## STATED GOAL
Write out all the data again, exactly as it stands.

# start of SOURCE MATERIAL

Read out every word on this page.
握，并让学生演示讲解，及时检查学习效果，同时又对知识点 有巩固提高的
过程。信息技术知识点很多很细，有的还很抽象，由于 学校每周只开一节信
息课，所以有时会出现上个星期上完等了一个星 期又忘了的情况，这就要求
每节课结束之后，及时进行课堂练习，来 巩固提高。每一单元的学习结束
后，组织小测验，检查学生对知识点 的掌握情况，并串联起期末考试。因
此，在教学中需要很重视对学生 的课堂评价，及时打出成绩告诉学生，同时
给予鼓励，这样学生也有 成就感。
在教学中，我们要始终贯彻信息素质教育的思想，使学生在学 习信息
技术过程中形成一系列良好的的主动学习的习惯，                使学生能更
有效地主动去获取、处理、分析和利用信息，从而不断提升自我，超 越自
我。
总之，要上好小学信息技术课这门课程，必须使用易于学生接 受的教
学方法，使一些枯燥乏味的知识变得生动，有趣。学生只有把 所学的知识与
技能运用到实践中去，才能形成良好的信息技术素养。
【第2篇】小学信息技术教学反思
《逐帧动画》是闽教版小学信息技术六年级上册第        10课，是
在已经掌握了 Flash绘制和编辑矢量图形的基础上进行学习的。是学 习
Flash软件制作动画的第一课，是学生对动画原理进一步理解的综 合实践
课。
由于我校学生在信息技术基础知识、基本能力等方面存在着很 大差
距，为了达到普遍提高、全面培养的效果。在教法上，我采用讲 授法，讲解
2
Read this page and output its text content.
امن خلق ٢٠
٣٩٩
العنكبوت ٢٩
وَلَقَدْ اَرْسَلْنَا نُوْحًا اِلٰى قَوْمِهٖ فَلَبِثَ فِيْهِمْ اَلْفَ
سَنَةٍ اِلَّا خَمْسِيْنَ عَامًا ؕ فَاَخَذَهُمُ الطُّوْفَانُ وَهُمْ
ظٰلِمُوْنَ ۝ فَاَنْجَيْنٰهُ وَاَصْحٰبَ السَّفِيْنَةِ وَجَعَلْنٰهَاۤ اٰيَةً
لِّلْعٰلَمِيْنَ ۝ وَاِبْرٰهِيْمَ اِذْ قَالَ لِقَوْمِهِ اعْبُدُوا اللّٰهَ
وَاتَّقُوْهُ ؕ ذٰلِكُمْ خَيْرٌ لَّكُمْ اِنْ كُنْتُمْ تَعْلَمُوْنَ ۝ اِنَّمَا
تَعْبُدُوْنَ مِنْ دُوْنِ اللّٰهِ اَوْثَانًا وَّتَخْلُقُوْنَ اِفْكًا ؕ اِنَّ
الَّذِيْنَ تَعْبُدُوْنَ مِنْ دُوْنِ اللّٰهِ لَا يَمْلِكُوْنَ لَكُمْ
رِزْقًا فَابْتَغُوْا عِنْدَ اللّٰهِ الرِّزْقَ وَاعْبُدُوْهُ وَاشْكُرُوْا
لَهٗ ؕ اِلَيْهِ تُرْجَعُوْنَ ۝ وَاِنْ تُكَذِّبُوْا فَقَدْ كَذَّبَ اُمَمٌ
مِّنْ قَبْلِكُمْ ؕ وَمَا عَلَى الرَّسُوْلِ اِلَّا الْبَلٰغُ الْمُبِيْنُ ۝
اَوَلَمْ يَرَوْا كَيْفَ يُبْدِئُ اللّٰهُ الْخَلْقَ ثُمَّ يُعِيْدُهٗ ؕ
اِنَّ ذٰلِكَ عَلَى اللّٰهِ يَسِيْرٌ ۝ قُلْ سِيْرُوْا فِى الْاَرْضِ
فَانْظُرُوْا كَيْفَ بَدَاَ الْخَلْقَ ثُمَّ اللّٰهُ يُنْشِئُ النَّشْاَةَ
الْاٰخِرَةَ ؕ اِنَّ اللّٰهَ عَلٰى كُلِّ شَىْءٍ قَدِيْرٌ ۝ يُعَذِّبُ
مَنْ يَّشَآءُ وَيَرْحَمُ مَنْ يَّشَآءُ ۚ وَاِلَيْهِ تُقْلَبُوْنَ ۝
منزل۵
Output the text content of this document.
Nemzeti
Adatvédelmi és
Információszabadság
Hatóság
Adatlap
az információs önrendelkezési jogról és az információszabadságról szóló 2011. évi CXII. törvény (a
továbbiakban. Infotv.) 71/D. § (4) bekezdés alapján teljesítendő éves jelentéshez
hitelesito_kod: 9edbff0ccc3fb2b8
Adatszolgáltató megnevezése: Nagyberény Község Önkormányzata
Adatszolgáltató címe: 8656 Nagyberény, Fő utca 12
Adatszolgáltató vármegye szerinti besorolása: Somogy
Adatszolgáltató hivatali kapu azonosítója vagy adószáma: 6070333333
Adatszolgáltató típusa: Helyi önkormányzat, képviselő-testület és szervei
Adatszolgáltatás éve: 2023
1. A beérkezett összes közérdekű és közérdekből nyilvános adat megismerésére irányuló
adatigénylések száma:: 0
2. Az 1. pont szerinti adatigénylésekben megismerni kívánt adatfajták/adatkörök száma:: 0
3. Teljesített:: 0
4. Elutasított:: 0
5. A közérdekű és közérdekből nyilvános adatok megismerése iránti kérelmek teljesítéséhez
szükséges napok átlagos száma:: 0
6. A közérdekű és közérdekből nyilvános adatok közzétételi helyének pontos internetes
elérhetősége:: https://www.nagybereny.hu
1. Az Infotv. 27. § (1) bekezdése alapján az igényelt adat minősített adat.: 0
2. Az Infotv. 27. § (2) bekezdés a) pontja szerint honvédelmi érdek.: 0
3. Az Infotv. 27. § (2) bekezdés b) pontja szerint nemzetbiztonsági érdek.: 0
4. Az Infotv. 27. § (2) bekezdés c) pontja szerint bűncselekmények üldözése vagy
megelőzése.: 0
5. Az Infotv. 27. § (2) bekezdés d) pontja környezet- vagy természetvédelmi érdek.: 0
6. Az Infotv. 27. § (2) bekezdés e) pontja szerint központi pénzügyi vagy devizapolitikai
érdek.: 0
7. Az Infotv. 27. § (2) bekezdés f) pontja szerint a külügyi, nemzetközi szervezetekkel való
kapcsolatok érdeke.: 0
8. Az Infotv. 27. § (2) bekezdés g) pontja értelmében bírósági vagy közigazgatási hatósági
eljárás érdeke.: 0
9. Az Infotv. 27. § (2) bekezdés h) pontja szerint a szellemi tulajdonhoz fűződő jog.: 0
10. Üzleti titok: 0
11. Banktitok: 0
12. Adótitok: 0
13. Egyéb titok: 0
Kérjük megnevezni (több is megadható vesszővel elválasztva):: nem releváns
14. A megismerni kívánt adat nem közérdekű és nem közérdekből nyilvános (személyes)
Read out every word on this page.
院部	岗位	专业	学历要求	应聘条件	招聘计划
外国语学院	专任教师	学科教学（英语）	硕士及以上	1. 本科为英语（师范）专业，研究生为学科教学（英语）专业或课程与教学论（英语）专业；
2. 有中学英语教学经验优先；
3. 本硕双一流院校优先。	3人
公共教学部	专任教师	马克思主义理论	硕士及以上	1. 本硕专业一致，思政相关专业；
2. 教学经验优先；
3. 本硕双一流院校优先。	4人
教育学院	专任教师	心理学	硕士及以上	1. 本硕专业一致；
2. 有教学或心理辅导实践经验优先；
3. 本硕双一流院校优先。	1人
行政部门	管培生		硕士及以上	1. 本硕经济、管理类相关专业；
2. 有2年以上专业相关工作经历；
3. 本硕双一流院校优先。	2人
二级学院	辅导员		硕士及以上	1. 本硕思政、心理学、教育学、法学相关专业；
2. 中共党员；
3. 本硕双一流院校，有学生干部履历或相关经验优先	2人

# end of SOURCE MATERIAL

## FINAL RESULT
Read out every word on this page.
握，并让学生演示讲解，及时检查学习效果，同时又对知识点 有巩固提高的
过程。信息技术知识点很多很细，有的还很抽象，由于 学校每周只开一节信
息课，所以有时会出现上个星期上完等了一个星 期又忘了的情况，这就要求
每节课结束之后，及时进行课堂练习，来 巩固提高。每一单元的学习结束
后，组织小测验，检查学生对知识点 的掌握情况，并串联起期末考试。因
此，在教学中需要很重视对学生 的课堂评价，及时打出成绩告诉学生，同时
给予鼓励，这样学生也有 成就感。
在教学中，我们要始终贯彻信息素质教育的思想，使学生在学 习信息
技术过程中形成一系列良好的的主动学习的习惯，                使学生能更
有效地主动去获取、处理、分析和利用信息，从而不断提升自我，超 越自
我。
总之，要上好小学信息技术课这门课程，必须使用易于学生接 受的教
学方法，使一些枯燥乏味的知识变得生动，有趣。学生只有把 所学的知识与
技能运用到实践中去，才能形成良好的信息技术素养。
【第2篇】小学信息技术教学反思
《逐帧动画》是闽教版小学信息技术六年级上册第        10课，是
在已经掌握了 Flash绘制和编辑矢量图形的基础上进行学习的。是学 习
Flash软件制作动画的第一课，是学生对动画原理进一步理解的综 合实践
课。
由于我校学生在信息技术基础知识、基本能力等方面存在着很 大差
距，为了达到普遍提高、全面培养的效果。在教法上，我采用讲 授法，讲解
2
Read this page and output its text content.
امن خلق ٢٠
٣٩٩
العنكبوت ٢٩
وَلَقَدْ اَرْسَلْنَا نُوْحًا اِلٰى قَوْمِهٖ فَلَبِثَ فِيْهِمْ اَلْفَ
سَنَةٍ اِلَّا خَمْسِيْنَ عَامًا ؕ فَاَخَذَهُمُ الطُّوْفَانُ وَهُمْ
ظٰلِمُوْنَ ۝ فَاَنْجَيْنٰهُ وَاَصْحٰبَ السَّفِيْنَةِ وَجَعَلْنٰهَاۤ اٰيَةً
لِّلْعٰلَمِيْنَ ۝ وَاِبْرٰهِيْمَ اِذْ قَالَ لِقَوْمِهِ اعْبُدُوا اللّٰهَ
وَاتَّقُوْهُ ؕ ذٰلِكُمْ خَيْرٌ لَّكُمْ اِنْ كُنْتُمْ تَعْلَمُوْنَ ۝ اِنَّمَا
تَعْبُدُوْنَ مِنْ دُوْنِ اللّٰهِ اَوْثَانًا وَّتَخْلُقُوْنَ اِفْكًا ؕ اِنَّ
الَّذِيْنَ تَعْبُدُوْنَ مِنْ دُوْنِ اللّٰهِ لَا يَمْلِكُوْنَ لَكُمْ
رِزْقًا فَابْتَغُوْا عِنْدَ اللّٰهِ الرِّزْقَ وَاعْبُدُوْهُ وَاشْكُرُوْا
لَهٗ ؕ اِلَيْهِ تُرْجَعُوْنَ ۝ وَاِنْ تُكَذِّبُوْا فَقَدْ كَذَّبَ اُمَمٌ
مِّنْ قَبْلِكُمْ ؕ وَمَا عَلَى الرَّسُوْلِ اِلَّا الْبَلٰغُ الْمُبِيْنُ ۝
اَوَلَمْ يَرَوْا كَيْفَ يُبْدِئُ اللّٰهُ الْخَلْقَ ثُمَّ يُعِيْدُهٗ ؕ
اِنَّ ذٰلِكَ عَلَى اللّٰهِ يَسِيْرٌ ۝ قُلْ سِيْرُوْا فِى الْاَرْضِ
فَانْظُرُوْا كَيْفَ بَدَاَ الْخَلْقَ ثُمَّ اللّٰهُ يُنْشِئُ النَّشْاَةَ
الْاٰخِرَةَ ؕ اِنَّ اللّٰهَ عَلٰى كُلِّ شَىْءٍ قَدِيْرٌ ۝ يُعَذِّبُ
مَنْ يَّشَآءُ وَيَرْحَمُ مَنْ يَّشَآءُ ۚ وَاِلَيْهِ تُقْلَبُوْنَ ۝
منزل۵
Output the text content of this document.
Nemzeti
Adatvédelmi és
Információszabadság
Hatóság
Adatlap
az információs önrendelkezési jogról és az információszabadságról szóló 2011. évi CXII. törvény (a
továbbiakban. Infotv.) 71/D. § (4) bekezdés alapján teljesítendő éves jelentéshez
hitelesito_kod: 9edbff0ccc3fb2b8
Adatszolgáltató megnevezése: Nagyberény Község Önkormányzata
Adatszolgáltató címe: 8656 Nagyberény, Fő utca 12
Adatszolgáltató vármegye szerinti besorolása: Somogy
Adatszolgáltató hivatali kapu azonosítója vagy adószáma: 6070333333
Adatszolgáltató típusa: Helyi önkormányzat, képviselő-testület és szervei
Adatszolgáltatás éve: 2023
1. A beérkezett összes közérdekű és közérdekből nyilvános adat megismerésére irányuló
adatigénylések száma:: 0
2. Az 1. pont szerinti adatigénylésekben megismerni kívánt adatfajták/adatkörök száma:: 0
3. Teljesített:: 0
4. Elutasított:: 0
5. A közérdekű és közérdekből nyilvános adatok megismerése iránti kérelmek teljesítéséhez
szükséges napok átlagos száma:: 0
6. A közérdekű és közérdekből nyilvános adatok közzétételi helyének pontos internetes
elérhetősége:: https://www.nagybereny.hu
1. Az Infotv. 27. § (1) bekezdése alapján az igényelt adat minősített adat.: 0
2. Az Infotv. 27. § (2) bekezdés a) pontja szerint honvédelmi érdek.: 0
3. Az Infotv. 27. § (2) bekezdés b) pontja szerint nemzetbiztonsági érdek.: 0
4. Az Infotv. 27. § (2) bekezdés c) pontja szerint bűncselekmények üldözése vagy
megelőzése.: 0
5. Az Infotv. 27. § (2) bekezdés d) pontja környezet- vagy természetvédelmi érdek.: 0
6. Az Infotv. 27. § (2) bekezdés e) pontja szerint központi pénzügyi vagy devizapolitikai
érdek.: 0
7. Az Infotv. 27. § (2) bekezdés f) pontja szerint a külügyi, nemzetközi szervezetekkel való
kapcsolatok érdeke.: 0
8. Az Infotv. 27. § (2) bekezdés g) pontja értelmében bírósági vagy közigazgatási hatósági
eljárás érdeke.: 0
9. Az Infotv. 27. § (2) bekezdés h) pontja szerint a szellemi tulajdonhoz fűződő jog.: 0
10. Üzleti titok: 0
11. Banktitok: 0
12. Adótitok: 0
13. Egyéb titok: 0
Kérjük megnevezni (több is megadható vesszővel elválasztva):: nem releváns
14. A megismerni kívánt adat nem közérdekű és nem közérdekből nyilvános (személyes)
Read out every word on this page.
院部	岗位	专业	学历要求	应聘条件	招聘计划
外国语学院	专任教师	学科教学（英语）	硕士及以上	1. 本科为英语（师范）专业，研究生为学科教学（英语）专业或课程与教学论（英语）专业；
2. 有中学英语教学经验优先；
3. 本硕双一流院校优先。	3人
公共教学部	专任教师	马克思主义理论	硕士及以上	1. 本硕专业一致，思政相关专业；
2. 教学经验优先；
3. 本硕双一流院校优先。	4人
教育学院	专任教师	心理学	硕士及以上	1. 本硕专业一致；
2. 有教学或心理辅导实践经验优先；
3. 本硕双一流院校优先。	1人
行政部门	管培生		硕士及以上	1. 本硕经济、管理类相关专业；
2. 有2年以上专业相关工作经历；
3. 本硕双一流院校优先。	2人
二级学院	辅导员		硕士及以上	1. 本硕思政、心理学、教育学、法学相关专业；
2. 中共党员；
3. 本硕双一流院校，有学生干部履历或相关经验优先	2人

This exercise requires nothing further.